## start MATERIAL FOR THE TASK

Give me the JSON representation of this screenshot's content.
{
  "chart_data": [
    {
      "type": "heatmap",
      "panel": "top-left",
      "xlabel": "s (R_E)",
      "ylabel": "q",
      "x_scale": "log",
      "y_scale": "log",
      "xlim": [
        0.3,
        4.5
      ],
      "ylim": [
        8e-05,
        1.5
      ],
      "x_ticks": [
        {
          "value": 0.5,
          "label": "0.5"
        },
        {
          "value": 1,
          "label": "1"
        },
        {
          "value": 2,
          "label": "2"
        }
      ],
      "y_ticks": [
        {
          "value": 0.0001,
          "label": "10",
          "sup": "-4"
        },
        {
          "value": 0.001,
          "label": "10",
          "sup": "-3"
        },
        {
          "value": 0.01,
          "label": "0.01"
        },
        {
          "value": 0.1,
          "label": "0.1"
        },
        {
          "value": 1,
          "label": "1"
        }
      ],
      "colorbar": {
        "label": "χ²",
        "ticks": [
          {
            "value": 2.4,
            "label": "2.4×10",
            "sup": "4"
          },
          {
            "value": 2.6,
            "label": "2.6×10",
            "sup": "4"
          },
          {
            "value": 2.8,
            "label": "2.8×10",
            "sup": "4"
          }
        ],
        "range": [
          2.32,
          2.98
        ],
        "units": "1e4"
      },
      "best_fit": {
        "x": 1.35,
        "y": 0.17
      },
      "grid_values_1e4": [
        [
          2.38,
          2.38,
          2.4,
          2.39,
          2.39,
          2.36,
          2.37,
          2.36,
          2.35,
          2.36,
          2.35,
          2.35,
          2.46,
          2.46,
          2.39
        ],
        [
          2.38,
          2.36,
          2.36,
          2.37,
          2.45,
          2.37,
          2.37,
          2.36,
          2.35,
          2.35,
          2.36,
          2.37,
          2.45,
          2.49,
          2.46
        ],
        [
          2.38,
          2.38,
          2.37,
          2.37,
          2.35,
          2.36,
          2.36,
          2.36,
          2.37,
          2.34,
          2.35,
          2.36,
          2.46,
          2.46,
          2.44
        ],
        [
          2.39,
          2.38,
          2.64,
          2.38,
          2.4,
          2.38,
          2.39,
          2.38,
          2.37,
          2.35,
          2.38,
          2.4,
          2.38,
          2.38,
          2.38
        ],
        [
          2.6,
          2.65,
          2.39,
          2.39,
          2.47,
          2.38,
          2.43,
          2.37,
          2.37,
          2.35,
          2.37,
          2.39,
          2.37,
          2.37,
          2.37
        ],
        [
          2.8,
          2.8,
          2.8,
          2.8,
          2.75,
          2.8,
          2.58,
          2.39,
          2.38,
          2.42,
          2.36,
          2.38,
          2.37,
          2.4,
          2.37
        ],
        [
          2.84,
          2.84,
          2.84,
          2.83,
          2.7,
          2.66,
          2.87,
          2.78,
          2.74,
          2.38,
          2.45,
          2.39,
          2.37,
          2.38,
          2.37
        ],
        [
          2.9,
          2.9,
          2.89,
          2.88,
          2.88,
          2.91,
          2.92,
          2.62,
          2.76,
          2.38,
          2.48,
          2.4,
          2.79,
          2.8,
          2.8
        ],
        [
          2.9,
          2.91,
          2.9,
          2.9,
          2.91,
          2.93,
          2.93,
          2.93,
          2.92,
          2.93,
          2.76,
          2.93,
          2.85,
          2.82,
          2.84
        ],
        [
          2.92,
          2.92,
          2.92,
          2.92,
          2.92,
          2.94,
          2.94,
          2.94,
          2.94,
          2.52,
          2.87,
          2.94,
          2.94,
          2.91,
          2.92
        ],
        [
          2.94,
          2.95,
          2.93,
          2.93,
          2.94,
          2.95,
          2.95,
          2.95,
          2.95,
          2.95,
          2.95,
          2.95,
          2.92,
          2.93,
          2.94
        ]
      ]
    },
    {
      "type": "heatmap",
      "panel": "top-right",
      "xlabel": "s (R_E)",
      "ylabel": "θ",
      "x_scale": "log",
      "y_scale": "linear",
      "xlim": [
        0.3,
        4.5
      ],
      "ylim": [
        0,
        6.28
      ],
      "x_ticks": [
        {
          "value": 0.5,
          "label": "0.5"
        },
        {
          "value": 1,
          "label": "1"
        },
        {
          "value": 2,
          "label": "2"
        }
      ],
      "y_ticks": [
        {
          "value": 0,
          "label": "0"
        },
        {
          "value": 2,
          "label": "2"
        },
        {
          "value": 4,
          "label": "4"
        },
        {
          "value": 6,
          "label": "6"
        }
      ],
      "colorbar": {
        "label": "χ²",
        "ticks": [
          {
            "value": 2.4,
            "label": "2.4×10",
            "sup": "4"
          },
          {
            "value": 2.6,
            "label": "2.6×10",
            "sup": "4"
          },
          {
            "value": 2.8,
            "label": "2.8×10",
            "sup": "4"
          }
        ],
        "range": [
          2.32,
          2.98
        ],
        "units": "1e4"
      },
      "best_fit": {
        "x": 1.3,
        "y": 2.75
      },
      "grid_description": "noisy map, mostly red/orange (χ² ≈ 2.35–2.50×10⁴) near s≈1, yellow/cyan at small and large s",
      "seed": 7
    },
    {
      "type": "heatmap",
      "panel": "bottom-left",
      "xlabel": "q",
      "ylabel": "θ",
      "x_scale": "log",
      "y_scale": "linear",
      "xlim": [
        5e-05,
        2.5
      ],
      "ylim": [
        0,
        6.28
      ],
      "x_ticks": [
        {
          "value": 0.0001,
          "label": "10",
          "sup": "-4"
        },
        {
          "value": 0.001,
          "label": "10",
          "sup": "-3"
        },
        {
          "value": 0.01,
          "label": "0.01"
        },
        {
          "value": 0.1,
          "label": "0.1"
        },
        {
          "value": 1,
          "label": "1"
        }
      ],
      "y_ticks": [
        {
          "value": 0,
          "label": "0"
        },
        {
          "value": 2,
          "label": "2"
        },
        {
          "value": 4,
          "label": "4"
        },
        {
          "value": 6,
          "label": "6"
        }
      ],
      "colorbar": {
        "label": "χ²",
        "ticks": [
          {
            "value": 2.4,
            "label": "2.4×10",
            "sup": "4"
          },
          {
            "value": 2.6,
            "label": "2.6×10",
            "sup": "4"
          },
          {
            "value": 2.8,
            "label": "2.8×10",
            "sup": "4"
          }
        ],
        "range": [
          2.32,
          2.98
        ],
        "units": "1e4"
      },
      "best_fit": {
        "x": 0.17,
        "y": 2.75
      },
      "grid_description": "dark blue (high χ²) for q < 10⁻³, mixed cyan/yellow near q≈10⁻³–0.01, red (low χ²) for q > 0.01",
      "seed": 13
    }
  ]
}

## end MATERIAL FOR THE TASK

Copy every line in the records above that contains the word "panel".

**WRITTEN SOLUTION**:
      "panel": "top-left",
      "panel": "top-right",
      "panel": "bottom-left",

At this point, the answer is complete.